Problem requirements: Count how many lines below include the string "доступнее", and give that number without anything else.

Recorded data
▼

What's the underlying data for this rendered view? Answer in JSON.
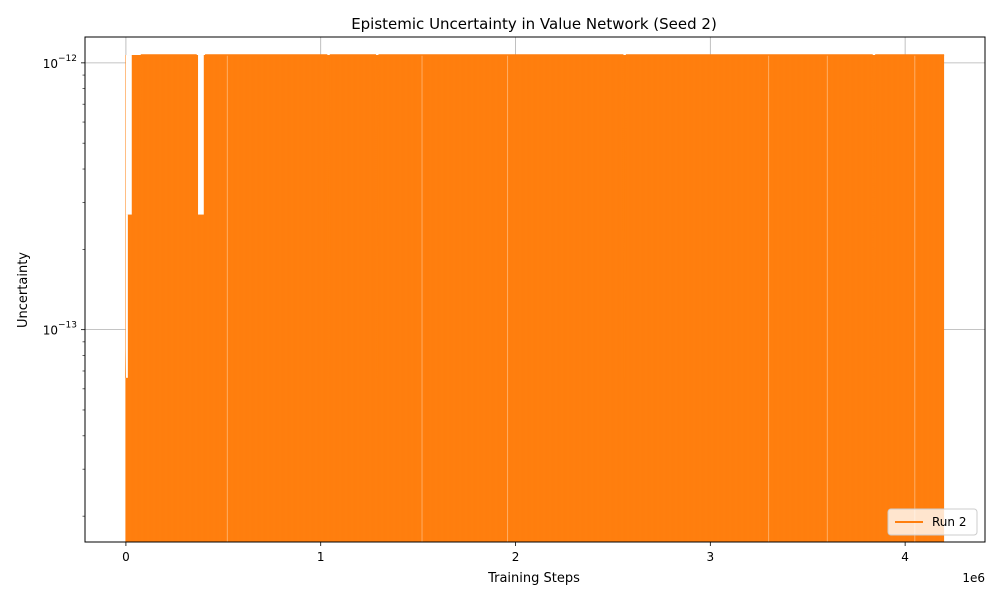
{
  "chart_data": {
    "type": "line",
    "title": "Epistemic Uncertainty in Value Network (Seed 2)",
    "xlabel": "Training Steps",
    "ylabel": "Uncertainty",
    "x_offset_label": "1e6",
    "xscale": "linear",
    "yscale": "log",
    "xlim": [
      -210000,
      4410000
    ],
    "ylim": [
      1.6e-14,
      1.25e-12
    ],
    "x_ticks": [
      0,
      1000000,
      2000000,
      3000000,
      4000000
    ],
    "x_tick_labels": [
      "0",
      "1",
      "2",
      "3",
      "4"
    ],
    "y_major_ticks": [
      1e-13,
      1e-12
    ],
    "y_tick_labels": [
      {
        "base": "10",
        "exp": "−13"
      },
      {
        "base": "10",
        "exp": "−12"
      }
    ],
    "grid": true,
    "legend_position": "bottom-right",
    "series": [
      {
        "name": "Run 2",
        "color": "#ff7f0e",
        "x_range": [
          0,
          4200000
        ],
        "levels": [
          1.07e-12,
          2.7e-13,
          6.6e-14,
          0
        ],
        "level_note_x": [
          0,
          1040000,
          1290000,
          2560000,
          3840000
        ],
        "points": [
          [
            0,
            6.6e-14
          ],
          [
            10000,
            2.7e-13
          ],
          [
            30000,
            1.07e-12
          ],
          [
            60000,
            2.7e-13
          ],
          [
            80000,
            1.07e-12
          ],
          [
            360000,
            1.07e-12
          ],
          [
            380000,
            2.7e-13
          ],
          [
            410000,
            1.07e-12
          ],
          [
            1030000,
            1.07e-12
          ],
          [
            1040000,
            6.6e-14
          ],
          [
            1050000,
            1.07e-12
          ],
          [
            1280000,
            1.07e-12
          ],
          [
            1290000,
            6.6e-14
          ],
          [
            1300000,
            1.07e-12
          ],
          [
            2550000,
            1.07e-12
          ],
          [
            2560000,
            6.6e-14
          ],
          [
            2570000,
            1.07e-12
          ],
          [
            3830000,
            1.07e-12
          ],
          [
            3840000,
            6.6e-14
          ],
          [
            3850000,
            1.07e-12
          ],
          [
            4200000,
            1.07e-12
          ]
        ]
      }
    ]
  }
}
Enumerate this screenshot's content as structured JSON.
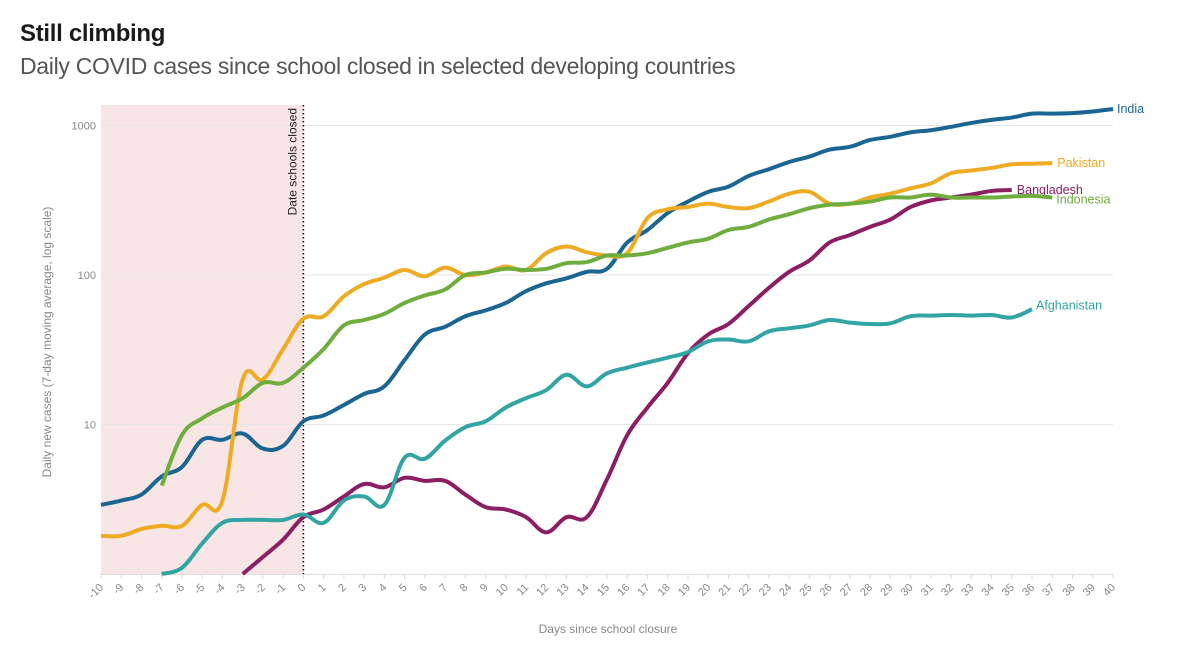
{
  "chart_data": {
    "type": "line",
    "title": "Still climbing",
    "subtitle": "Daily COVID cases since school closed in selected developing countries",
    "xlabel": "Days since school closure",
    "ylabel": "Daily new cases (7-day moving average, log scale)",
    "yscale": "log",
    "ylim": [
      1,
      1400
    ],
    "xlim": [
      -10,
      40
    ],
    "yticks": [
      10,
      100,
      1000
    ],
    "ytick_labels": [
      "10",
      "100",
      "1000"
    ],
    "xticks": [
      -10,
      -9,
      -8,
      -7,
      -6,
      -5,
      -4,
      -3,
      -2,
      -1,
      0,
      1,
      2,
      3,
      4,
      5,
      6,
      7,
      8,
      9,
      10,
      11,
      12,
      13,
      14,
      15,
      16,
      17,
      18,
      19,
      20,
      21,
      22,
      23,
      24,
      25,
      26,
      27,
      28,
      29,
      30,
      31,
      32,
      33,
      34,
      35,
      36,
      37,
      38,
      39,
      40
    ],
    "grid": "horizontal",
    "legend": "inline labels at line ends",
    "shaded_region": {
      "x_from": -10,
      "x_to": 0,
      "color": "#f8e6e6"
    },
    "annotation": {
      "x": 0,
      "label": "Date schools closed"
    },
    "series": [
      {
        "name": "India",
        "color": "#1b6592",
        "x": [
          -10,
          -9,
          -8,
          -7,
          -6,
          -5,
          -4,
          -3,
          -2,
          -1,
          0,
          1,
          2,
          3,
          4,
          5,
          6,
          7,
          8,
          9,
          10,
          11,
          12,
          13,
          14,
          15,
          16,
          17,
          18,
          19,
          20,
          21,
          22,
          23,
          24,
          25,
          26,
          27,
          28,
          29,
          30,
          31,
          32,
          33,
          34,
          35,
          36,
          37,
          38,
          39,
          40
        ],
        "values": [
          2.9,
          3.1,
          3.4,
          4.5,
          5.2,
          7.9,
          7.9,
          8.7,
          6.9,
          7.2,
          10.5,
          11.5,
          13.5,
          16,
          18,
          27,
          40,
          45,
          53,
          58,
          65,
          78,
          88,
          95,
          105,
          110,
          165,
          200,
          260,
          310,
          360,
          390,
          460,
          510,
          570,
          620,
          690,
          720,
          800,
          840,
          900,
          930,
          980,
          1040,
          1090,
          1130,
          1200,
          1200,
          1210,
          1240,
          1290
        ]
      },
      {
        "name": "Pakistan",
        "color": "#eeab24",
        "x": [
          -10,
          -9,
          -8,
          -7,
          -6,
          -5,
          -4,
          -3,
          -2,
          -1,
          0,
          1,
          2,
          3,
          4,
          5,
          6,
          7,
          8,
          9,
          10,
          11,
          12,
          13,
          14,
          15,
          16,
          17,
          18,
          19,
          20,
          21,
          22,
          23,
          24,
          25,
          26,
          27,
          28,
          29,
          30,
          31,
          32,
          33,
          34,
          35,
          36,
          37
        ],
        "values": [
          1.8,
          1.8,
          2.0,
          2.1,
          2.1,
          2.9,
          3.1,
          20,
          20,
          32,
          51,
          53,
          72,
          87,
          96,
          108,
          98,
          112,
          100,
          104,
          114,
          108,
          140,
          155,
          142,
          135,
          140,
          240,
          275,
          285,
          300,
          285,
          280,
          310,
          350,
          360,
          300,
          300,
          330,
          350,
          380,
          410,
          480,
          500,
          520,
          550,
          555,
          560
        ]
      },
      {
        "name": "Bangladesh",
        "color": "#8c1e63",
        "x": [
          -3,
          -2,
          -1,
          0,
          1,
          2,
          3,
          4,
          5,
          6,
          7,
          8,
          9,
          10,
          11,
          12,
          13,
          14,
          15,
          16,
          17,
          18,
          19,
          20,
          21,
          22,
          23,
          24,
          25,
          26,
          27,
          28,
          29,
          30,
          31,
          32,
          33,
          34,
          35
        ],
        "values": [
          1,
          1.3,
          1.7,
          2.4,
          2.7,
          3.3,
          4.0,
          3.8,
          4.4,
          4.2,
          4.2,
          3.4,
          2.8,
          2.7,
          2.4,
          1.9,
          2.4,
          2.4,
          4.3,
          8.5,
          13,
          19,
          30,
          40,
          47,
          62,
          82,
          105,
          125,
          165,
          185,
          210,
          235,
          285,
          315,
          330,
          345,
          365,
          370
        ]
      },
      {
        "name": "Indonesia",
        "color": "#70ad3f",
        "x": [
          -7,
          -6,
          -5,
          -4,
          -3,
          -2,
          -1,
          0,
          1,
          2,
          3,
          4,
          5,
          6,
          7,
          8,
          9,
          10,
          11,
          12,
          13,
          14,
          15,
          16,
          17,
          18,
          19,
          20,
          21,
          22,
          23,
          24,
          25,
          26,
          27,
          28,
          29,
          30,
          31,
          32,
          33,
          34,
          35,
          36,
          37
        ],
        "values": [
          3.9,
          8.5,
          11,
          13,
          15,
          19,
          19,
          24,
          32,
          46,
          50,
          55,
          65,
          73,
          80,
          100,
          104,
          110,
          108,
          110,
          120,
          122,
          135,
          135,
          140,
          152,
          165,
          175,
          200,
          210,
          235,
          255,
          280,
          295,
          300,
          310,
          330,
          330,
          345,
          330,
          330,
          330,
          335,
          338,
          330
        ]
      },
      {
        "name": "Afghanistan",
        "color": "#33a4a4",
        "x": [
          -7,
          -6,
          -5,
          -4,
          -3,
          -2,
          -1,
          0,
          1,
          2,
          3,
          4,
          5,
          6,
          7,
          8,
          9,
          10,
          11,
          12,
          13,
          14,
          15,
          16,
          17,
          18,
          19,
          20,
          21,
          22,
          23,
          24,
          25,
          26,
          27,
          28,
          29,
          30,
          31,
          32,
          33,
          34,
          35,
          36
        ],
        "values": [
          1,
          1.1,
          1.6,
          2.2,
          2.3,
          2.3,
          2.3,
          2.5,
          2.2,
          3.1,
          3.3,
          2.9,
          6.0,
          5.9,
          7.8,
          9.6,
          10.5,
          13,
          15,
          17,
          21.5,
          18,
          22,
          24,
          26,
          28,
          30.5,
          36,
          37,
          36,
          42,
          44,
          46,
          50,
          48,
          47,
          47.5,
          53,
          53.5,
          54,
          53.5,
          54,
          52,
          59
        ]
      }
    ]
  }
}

▲
▼

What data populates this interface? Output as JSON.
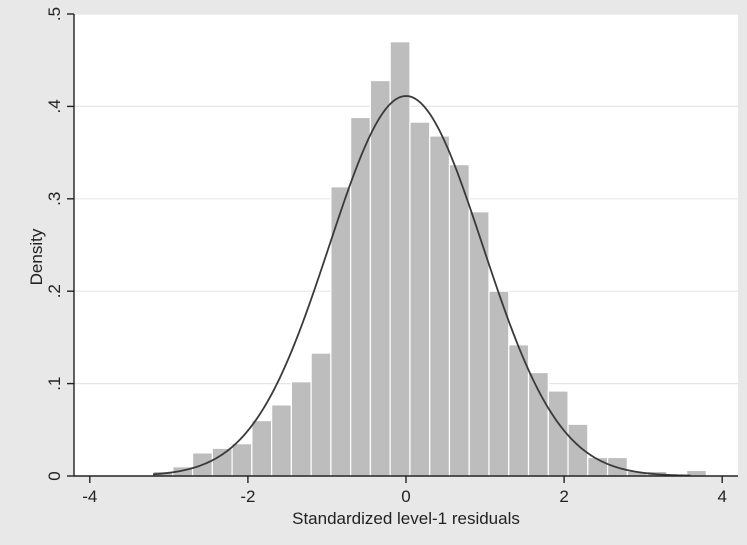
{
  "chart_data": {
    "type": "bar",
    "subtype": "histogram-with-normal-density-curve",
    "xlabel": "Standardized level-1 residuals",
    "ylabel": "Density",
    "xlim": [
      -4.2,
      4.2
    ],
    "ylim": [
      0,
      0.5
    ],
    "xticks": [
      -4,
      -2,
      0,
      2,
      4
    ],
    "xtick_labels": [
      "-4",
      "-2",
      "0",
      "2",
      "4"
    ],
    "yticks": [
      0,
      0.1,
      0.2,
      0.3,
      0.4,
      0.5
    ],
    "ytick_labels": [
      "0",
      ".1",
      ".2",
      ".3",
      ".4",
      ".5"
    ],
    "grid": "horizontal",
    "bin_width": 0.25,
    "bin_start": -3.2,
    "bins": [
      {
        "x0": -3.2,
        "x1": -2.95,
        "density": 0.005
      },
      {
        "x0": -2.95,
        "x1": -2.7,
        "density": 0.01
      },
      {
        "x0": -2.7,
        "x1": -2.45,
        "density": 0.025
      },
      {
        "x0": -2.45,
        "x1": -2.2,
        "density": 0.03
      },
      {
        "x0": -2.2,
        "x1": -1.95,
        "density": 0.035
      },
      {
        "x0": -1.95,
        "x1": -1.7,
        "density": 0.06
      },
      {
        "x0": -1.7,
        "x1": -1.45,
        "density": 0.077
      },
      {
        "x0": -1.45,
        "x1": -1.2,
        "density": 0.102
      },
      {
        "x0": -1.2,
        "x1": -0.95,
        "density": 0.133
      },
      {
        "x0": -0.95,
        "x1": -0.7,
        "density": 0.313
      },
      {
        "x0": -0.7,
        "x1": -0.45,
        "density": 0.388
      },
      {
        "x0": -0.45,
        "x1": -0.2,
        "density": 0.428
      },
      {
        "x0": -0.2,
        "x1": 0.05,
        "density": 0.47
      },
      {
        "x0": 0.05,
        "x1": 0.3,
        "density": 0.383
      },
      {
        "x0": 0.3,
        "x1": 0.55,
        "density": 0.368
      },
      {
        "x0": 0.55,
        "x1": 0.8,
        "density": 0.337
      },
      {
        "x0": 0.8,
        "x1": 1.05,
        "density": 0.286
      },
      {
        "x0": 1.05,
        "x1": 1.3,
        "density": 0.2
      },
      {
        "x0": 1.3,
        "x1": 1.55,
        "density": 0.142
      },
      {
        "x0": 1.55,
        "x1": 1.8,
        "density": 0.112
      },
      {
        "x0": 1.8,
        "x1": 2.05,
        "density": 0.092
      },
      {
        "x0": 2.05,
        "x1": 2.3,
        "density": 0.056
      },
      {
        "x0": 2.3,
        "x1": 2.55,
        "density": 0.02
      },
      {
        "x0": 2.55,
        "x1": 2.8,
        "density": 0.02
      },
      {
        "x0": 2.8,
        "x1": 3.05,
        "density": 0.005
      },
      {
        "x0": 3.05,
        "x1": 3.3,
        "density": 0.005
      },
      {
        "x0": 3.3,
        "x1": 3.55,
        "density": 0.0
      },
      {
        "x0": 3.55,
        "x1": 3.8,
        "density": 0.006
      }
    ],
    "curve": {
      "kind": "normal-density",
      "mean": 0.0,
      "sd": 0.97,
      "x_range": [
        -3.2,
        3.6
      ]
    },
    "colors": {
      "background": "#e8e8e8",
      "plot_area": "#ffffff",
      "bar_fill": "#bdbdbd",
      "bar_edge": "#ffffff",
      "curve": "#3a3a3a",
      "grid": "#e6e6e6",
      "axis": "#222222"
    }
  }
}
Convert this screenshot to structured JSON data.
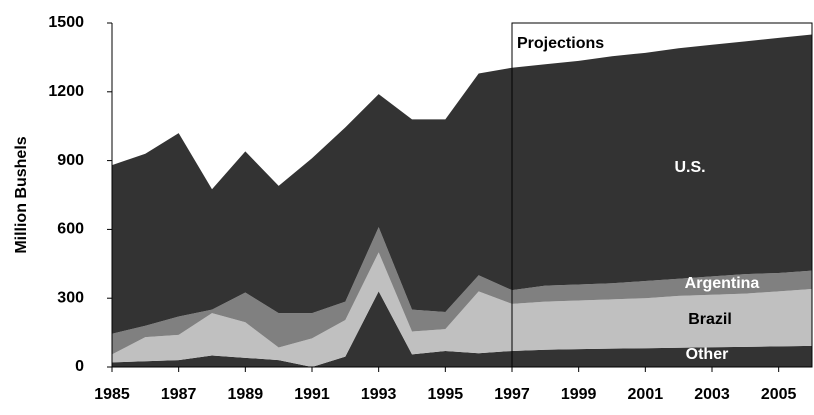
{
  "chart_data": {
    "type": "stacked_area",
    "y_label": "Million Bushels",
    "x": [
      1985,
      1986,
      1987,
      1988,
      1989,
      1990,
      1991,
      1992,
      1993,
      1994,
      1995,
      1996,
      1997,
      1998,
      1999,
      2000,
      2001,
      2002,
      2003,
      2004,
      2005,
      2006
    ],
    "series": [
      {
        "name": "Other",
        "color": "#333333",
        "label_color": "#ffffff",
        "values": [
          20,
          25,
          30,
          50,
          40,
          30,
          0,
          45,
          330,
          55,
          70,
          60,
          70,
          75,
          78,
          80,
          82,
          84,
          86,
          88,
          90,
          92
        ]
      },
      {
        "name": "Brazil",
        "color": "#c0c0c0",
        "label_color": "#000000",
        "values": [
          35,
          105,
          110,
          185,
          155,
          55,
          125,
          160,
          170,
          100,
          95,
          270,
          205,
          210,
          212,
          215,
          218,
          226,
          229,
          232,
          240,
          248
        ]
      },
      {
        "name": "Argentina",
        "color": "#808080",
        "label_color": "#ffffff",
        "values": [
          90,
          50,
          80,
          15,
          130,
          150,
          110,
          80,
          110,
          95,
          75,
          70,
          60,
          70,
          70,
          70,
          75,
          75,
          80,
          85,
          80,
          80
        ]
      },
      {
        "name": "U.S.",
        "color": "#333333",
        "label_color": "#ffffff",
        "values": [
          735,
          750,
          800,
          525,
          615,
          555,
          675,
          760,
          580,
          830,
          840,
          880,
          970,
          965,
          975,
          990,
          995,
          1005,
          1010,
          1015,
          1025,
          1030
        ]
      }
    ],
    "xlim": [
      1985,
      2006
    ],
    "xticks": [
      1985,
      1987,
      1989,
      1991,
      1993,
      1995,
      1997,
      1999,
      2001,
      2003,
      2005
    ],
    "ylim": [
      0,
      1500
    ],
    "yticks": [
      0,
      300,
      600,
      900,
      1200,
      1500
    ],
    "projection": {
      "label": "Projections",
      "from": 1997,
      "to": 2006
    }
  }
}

▲
▼

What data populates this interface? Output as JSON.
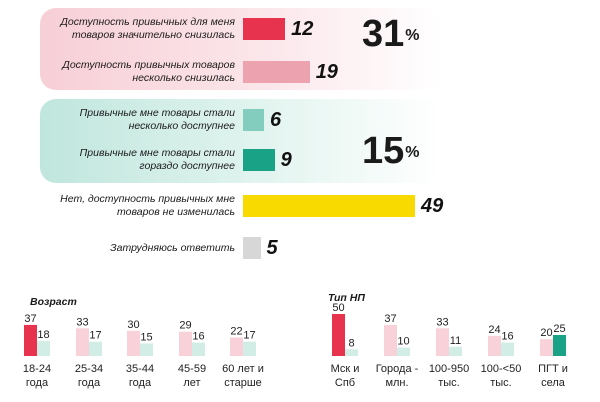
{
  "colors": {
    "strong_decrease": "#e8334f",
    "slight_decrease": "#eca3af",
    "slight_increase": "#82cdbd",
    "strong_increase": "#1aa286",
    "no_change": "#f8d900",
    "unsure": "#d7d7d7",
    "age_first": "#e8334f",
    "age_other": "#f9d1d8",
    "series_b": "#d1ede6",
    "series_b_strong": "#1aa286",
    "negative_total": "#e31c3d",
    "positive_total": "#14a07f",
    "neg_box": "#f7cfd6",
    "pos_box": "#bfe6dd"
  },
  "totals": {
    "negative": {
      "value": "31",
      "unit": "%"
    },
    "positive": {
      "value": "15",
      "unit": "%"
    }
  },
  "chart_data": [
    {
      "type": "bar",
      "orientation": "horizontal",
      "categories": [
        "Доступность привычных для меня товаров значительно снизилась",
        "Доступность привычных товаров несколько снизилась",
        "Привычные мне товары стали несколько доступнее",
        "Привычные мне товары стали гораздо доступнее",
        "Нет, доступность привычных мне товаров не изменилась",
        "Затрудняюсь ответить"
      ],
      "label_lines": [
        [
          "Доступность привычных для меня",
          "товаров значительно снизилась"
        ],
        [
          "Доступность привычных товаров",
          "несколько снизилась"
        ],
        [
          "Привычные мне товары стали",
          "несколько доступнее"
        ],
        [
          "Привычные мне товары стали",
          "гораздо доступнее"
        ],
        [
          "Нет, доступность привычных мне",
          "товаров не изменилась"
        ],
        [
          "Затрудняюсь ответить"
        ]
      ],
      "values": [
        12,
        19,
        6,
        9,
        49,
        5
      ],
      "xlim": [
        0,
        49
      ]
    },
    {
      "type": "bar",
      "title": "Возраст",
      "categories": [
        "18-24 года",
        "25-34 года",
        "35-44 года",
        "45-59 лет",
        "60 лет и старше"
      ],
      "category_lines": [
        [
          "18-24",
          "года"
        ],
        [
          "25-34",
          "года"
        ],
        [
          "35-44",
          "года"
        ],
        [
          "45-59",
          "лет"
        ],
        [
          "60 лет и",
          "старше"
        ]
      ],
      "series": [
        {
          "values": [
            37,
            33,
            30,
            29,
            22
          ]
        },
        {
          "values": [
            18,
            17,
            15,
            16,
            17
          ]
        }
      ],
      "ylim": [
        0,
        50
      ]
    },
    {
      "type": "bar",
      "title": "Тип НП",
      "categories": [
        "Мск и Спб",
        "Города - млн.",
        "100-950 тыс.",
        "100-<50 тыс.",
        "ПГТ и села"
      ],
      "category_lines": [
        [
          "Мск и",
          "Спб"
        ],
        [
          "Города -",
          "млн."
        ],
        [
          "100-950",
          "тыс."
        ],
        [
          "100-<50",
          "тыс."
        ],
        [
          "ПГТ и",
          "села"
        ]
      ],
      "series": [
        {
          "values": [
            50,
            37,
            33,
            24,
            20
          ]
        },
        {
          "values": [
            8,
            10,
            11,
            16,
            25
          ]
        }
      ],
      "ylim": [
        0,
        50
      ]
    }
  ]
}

▲

Result: 4